- Work instructions: Copy out the material word for word, from its first line through the line containing "annotation: Left Shoulder", including both.

- Record excerpts:
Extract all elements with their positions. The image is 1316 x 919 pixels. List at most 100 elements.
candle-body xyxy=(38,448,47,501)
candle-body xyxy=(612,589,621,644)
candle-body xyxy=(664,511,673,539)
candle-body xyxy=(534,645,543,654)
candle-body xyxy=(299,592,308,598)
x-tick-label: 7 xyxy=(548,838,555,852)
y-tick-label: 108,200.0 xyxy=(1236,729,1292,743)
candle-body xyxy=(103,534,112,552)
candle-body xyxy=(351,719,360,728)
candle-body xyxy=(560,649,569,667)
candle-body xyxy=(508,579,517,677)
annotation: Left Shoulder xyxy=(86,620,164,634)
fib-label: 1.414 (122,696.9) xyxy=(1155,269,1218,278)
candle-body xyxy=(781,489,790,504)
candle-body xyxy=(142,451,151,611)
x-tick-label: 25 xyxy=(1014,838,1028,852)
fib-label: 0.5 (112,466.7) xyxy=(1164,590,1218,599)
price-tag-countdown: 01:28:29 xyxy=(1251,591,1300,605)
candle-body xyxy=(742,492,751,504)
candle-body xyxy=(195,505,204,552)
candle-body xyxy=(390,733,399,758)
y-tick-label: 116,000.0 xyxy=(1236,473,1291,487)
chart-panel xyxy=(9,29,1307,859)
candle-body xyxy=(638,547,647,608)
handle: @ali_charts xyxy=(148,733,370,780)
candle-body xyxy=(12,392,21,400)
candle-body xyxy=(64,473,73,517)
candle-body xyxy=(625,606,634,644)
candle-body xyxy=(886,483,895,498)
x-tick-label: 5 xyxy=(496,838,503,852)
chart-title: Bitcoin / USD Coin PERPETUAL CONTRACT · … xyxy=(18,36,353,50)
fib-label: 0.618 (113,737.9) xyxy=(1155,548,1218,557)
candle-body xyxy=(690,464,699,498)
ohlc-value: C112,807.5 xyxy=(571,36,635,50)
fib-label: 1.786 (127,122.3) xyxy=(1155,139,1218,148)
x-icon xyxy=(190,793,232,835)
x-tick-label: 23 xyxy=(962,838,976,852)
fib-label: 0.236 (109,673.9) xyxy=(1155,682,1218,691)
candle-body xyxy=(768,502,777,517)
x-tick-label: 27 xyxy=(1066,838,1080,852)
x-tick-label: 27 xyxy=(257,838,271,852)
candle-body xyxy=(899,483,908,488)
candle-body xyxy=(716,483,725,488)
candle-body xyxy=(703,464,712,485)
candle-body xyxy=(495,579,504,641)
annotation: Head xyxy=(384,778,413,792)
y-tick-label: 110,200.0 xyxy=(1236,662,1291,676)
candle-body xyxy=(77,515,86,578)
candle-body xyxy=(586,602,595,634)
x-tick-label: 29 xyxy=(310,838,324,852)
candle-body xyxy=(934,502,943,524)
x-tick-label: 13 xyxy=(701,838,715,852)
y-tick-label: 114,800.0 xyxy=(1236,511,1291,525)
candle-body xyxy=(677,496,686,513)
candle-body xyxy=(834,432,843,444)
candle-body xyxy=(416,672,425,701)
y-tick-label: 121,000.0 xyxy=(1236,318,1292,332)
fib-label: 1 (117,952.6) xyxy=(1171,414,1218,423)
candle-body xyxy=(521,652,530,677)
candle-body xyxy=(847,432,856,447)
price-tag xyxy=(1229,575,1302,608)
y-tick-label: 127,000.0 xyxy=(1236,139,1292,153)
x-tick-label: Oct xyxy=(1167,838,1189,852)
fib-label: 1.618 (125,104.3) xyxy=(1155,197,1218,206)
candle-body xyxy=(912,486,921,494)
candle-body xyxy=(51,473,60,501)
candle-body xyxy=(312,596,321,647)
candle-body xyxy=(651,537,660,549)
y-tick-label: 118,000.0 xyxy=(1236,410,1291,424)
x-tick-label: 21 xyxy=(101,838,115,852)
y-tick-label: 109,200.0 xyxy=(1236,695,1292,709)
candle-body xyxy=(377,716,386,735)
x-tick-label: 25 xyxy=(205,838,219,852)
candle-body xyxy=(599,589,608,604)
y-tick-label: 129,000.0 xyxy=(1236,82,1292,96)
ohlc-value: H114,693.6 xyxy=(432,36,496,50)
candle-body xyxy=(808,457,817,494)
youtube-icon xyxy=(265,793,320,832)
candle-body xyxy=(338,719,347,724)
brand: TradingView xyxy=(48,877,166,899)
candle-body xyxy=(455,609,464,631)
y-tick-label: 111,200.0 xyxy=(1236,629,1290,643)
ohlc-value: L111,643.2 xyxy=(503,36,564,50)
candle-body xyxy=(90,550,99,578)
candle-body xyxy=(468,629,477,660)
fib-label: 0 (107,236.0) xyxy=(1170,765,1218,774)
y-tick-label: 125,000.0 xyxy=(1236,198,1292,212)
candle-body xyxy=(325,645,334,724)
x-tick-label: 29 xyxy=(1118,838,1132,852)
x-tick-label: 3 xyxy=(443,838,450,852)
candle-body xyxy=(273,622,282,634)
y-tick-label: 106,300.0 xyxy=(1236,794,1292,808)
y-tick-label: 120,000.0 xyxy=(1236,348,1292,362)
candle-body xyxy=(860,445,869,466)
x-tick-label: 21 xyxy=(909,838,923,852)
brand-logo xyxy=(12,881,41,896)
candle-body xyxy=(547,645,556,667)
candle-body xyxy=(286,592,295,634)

- Finished exercise:
Extract all elements with their positions. The image is 1316 x 919 pixels. List at most 100 elements.
candle-body xyxy=(38,448,47,501)
candle-body xyxy=(612,589,621,644)
candle-body xyxy=(664,511,673,539)
candle-body xyxy=(534,645,543,654)
candle-body xyxy=(299,592,308,598)
x-tick-label: 7 xyxy=(548,838,555,852)
y-tick-label: 108,200.0 xyxy=(1236,729,1292,743)
candle-body xyxy=(103,534,112,552)
candle-body xyxy=(351,719,360,728)
candle-body xyxy=(560,649,569,667)
candle-body xyxy=(508,579,517,677)
annotation: Left Shoulder xyxy=(86,620,164,634)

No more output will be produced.